=== Supplied information ===
-----

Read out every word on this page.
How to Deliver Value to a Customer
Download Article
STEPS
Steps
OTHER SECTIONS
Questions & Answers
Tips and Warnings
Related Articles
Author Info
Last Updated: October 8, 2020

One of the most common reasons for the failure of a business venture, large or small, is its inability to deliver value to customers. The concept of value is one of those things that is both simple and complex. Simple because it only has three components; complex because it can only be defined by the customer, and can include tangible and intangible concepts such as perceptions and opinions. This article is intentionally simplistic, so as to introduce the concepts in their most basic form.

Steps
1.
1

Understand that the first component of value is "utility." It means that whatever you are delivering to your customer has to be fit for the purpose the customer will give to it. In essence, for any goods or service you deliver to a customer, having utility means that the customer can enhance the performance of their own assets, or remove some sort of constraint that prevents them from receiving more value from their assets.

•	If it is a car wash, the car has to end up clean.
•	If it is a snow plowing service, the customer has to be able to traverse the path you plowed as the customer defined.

-----

=== Job ===
Repeat the preceding lines exactly, please, every one of them.

=== Result for this exercise ===
Read out every word on this page.
How to Deliver Value to a Customer
Download Article
STEPS
Steps
OTHER SECTIONS
Questions & Answers
Tips and Warnings
Related Articles
Author Info
Last Updated: October 8, 2020

One of the most common reasons for the failure of a business venture, large or small, is its inability to deliver value to customers. The concept of value is one of those things that is both simple and complex. Simple because it only has three components; complex because it can only be defined by the customer, and can include tangible and intangible concepts such as perceptions and opinions. This article is intentionally simplistic, so as to introduce the concepts in their most basic form.

Steps
1.
1

Understand that the first component of value is "utility." It means that whatever you are delivering to your customer has to be fit for the purpose the customer will give to it. In essence, for any goods or service you deliver to a customer, having utility means that the customer can enhance the performance of their own assets, or remove some sort of constraint that prevents them from receiving more value from their assets.

•	If it is a car wash, the car has to end up clean.
•	If it is a snow plowing service, the customer has to be able to traverse the path you plowed as the customer defined.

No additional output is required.